* Your instructions
In the entries below, identify every line with the string "Mean" and copy it.

::: Data supplied :::

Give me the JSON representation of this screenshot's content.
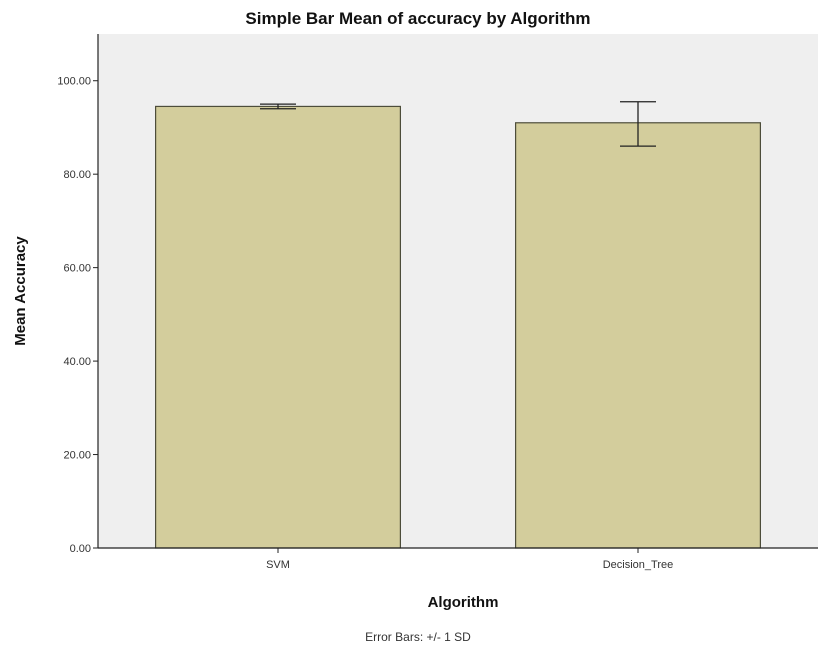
{
  "chart_data": {
    "type": "bar",
    "title": "Simple Bar Mean of accuracy by Algorithm",
    "xlabel": "Algorithm",
    "ylabel": "Mean Accuracy",
    "categories": [
      "SVM",
      "Decision_Tree"
    ],
    "values": [
      94.5,
      91.0
    ],
    "error_bars": [
      {
        "low": 94.0,
        "high": 95.0
      },
      {
        "low": 86.0,
        "high": 95.5
      }
    ],
    "error_note": "Error Bars: +/- 1 SD",
    "ylim": [
      0,
      110
    ],
    "yticks": [
      {
        "value": 0,
        "label": "0.00"
      },
      {
        "value": 20,
        "label": "20.00"
      },
      {
        "value": 40,
        "label": "40.00"
      },
      {
        "value": 60,
        "label": "60.00"
      },
      {
        "value": 80,
        "label": "80.00"
      },
      {
        "value": 100,
        "label": "100.00"
      }
    ],
    "grid": false,
    "legend": "none",
    "colors": {
      "bar_fill": "#d3cd9c",
      "bar_stroke": "#4d4d3a",
      "plot_background": "#efefef",
      "axis": "#222222",
      "error_bar": "#222222"
    }
  }
}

:::

* Solution to this exercise
    "title": "Simple Bar Mean of accuracy by Algorithm",
    "ylabel": "Mean Accuracy",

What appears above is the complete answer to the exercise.